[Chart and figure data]
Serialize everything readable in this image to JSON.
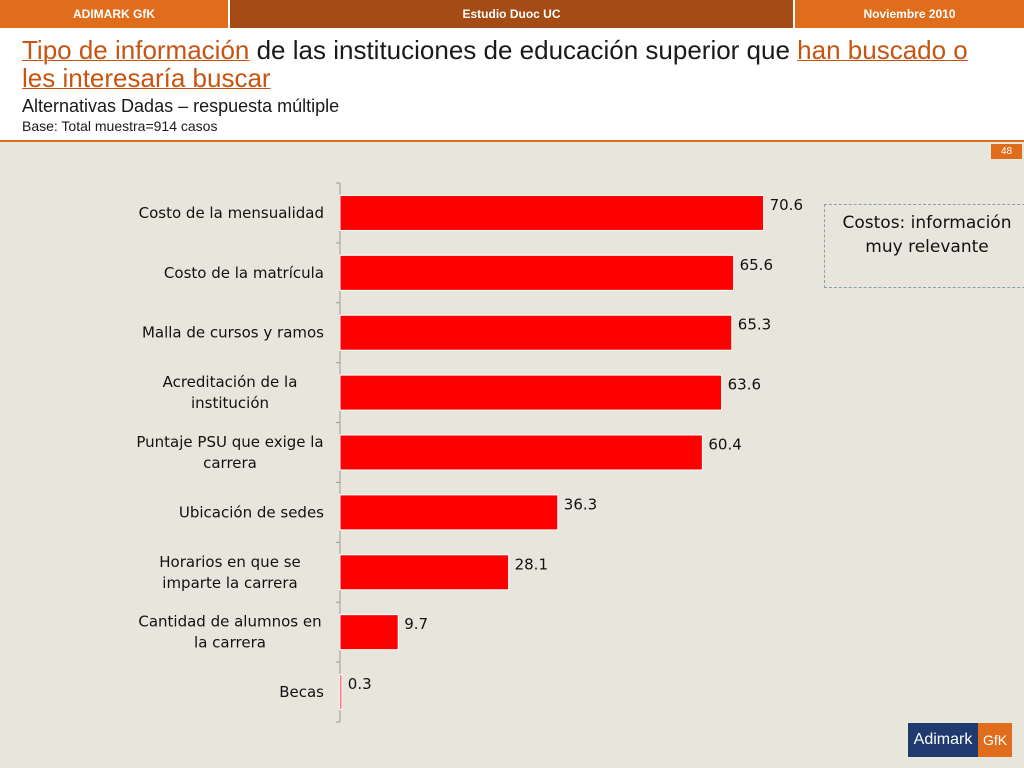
{
  "topbar": {
    "left": "ADIMARK GfK",
    "center": "Estudio Duoc UC",
    "right": "Noviembre 2010"
  },
  "header": {
    "title_part1": "Tipo de información",
    "title_part2": " de las instituciones de educación superior que ",
    "title_part3": "han buscado o les interesaría buscar",
    "subtitle": "Alternativas Dadas – respuesta múltiple",
    "base": "Base: Total muestra=914 casos"
  },
  "page_number": "48",
  "callout": "Costos: información muy relevante",
  "logo": {
    "left": "Adimark",
    "right": "GfK"
  },
  "colors": {
    "bar": "#ff0000",
    "accent": "#e06d1c",
    "dark_accent": "#a54b16",
    "background": "#e8e6dc"
  },
  "chart_data": {
    "type": "bar",
    "orientation": "horizontal",
    "categories": [
      [
        "Costo de la mensualidad"
      ],
      [
        "Costo de la matrícula"
      ],
      [
        "Malla de cursos y ramos"
      ],
      [
        "Acreditación de la",
        "institución"
      ],
      [
        "Puntaje PSU que exige la",
        "carrera"
      ],
      [
        "Ubicación de sedes"
      ],
      [
        "Horarios en que se",
        "imparte la carrera"
      ],
      [
        "Cantidad de alumnos en",
        "la carrera"
      ],
      [
        "Becas"
      ]
    ],
    "values": [
      70.6,
      65.6,
      65.3,
      63.6,
      60.4,
      36.3,
      28.1,
      9.7,
      0.3
    ],
    "value_labels": [
      "70.6",
      "65.6",
      "65.3",
      "63.6",
      "60.4",
      "36.3",
      "28.1",
      "9.7",
      "0.3"
    ],
    "xlim": [
      0,
      75
    ],
    "grid": false,
    "legend": "none"
  }
}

_What is being asked:_ Quote all of the entries word for word, omitting any pictures.

_Answer to the task:_
Serialize everything readable in this image to JSON.
{
  "topbar": {
    "left": "ADIMARK GfK",
    "center": "Estudio Duoc UC",
    "right": "Noviembre 2010"
  },
  "header": {
    "title_part1": "Tipo de información",
    "title_part2": " de las instituciones de educación superior que ",
    "title_part3": "han buscado o les interesaría buscar",
    "subtitle": "Alternativas Dadas – respuesta múltiple",
    "base": "Base: Total muestra=914 casos"
  },
  "page_number": "48",
  "callout": "Costos: información muy relevante",
  "logo": {
    "left": "Adimark",
    "right": "GfK"
  },
  "colors": {
    "bar": "#ff0000",
    "accent": "#e06d1c",
    "dark_accent": "#a54b16",
    "background": "#e8e6dc"
  },
  "chart_data": {
    "type": "bar",
    "orientation": "horizontal",
    "categories": [
      [
        "Costo de la mensualidad"
      ],
      [
        "Costo de la matrícula"
      ],
      [
        "Malla de cursos y ramos"
      ],
      [
        "Acreditación de la",
        "institución"
      ],
      [
        "Puntaje PSU que exige la",
        "carrera"
      ],
      [
        "Ubicación de sedes"
      ],
      [
        "Horarios en que se",
        "imparte la carrera"
      ],
      [
        "Cantidad de alumnos en",
        "la carrera"
      ],
      [
        "Becas"
      ]
    ],
    "values": [
      70.6,
      65.6,
      65.3,
      63.6,
      60.4,
      36.3,
      28.1,
      9.7,
      0.3
    ],
    "value_labels": [
      "70.6",
      "65.6",
      "65.3",
      "63.6",
      "60.4",
      "36.3",
      "28.1",
      "9.7",
      "0.3"
    ],
    "xlim": [
      0,
      75
    ],
    "grid": false,
    "legend": "none"
  }
}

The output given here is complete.